Figure content listings
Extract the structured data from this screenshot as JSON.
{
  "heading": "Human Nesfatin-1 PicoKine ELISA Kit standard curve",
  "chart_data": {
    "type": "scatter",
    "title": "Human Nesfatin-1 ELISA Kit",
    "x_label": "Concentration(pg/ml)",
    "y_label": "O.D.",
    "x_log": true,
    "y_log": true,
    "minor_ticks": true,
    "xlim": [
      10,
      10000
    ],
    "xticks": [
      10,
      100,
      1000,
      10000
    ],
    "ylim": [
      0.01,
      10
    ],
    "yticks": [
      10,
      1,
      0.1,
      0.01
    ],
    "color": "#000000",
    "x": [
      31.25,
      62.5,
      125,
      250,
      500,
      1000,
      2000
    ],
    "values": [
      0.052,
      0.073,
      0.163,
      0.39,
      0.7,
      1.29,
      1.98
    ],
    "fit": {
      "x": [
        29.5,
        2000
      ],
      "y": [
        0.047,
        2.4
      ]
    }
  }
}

WRITTEN TASK: Extract all of the data above and output it character for character.

SOLUTION:
Extract the structured data from this screenshot as JSON.
{
  "heading": "Human Nesfatin-1 PicoKine ELISA Kit standard curve",
  "chart_data": {
    "type": "scatter",
    "title": "Human Nesfatin-1 ELISA Kit",
    "x_label": "Concentration(pg/ml)",
    "y_label": "O.D.",
    "x_log": true,
    "y_log": true,
    "minor_ticks": true,
    "xlim": [
      10,
      10000
    ],
    "xticks": [
      10,
      100,
      1000,
      10000
    ],
    "ylim": [
      0.01,
      10
    ],
    "yticks": [
      10,
      1,
      0.1,
      0.01
    ],
    "color": "#000000",
    "x": [
      31.25,
      62.5,
      125,
      250,
      500,
      1000,
      2000
    ],
    "values": [
      0.052,
      0.073,
      0.163,
      0.39,
      0.7,
      1.29,
      1.98
    ],
    "fit": {
      "x": [
        29.5,
        2000
      ],
      "y": [
        0.047,
        2.4
      ]
    }
  }
}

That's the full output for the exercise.